In the listing below, pick out lines with "screenshot".

--- start ---

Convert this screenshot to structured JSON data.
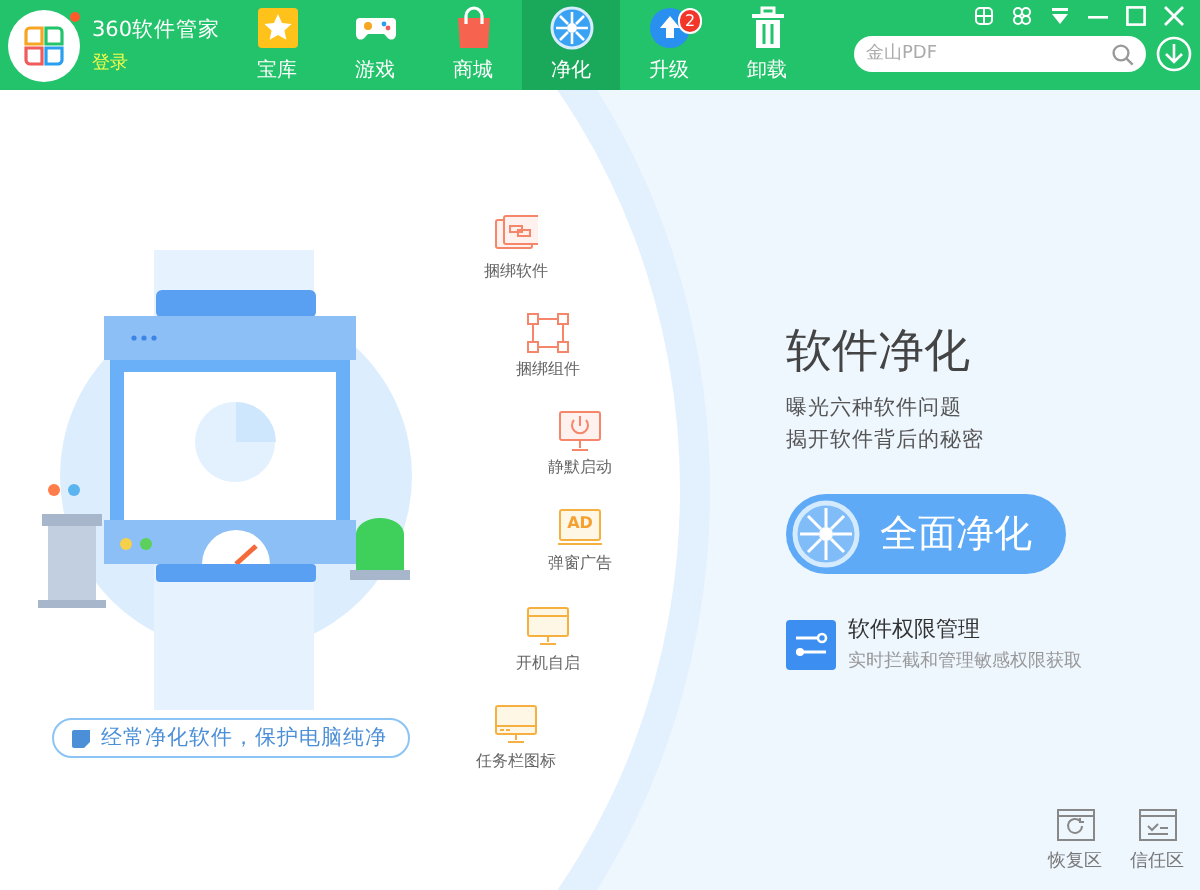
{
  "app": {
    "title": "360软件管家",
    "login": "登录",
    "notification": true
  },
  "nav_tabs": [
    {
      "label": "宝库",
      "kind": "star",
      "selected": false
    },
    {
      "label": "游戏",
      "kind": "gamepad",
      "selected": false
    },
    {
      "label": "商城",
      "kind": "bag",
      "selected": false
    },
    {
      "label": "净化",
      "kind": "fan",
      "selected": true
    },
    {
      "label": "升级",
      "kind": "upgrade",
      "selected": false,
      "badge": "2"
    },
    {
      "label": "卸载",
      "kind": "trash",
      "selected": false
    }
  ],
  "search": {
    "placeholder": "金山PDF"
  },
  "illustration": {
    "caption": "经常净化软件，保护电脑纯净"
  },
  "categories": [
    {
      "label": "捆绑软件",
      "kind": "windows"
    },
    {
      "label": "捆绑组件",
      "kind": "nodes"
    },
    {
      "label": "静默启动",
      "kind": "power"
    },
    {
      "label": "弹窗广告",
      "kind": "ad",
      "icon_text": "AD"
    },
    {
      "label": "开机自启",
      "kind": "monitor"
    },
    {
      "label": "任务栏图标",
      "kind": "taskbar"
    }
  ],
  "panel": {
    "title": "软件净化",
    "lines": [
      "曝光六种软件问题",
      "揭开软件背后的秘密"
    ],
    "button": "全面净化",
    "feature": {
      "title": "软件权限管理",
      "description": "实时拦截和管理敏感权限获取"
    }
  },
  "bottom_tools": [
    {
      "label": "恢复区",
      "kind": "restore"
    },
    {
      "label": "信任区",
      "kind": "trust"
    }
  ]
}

--- end ---
--- start ---

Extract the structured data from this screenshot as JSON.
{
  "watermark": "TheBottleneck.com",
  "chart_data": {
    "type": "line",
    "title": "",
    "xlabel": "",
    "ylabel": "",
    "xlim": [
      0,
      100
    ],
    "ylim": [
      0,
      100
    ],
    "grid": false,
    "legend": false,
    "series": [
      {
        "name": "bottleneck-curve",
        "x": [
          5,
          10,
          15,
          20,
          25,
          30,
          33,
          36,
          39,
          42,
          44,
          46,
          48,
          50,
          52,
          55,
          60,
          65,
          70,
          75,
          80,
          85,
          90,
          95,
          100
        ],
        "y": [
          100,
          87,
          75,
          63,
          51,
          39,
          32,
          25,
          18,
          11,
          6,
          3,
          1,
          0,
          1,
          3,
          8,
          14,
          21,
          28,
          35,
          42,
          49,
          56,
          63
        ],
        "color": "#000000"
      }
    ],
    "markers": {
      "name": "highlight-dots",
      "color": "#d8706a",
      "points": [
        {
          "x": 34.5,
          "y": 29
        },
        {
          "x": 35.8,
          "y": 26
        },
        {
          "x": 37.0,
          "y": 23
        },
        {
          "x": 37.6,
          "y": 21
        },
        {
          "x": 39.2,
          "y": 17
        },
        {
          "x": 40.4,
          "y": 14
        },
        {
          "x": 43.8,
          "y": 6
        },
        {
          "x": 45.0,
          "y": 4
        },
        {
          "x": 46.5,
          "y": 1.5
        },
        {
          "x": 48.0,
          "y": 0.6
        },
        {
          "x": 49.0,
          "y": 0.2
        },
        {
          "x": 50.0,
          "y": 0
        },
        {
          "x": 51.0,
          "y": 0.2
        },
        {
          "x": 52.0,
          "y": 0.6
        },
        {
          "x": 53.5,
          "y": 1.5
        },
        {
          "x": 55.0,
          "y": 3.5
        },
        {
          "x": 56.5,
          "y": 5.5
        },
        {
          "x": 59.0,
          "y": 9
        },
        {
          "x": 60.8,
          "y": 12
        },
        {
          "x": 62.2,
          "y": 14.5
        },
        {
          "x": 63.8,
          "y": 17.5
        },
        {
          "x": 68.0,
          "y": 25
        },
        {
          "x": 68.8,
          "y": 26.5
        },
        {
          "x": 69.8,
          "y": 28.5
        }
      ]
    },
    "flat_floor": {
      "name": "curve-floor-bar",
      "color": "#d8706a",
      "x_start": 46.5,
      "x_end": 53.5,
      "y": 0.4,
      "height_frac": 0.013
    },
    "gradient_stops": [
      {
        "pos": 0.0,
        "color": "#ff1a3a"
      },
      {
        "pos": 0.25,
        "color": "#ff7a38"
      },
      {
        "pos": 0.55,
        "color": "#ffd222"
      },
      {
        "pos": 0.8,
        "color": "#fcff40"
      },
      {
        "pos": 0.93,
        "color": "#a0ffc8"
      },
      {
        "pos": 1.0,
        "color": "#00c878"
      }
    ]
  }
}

--- end ---

■ **Expected answer**:
Convert this screenshot to structured JSON data.
Extract the structured data from this screenshot as JSON.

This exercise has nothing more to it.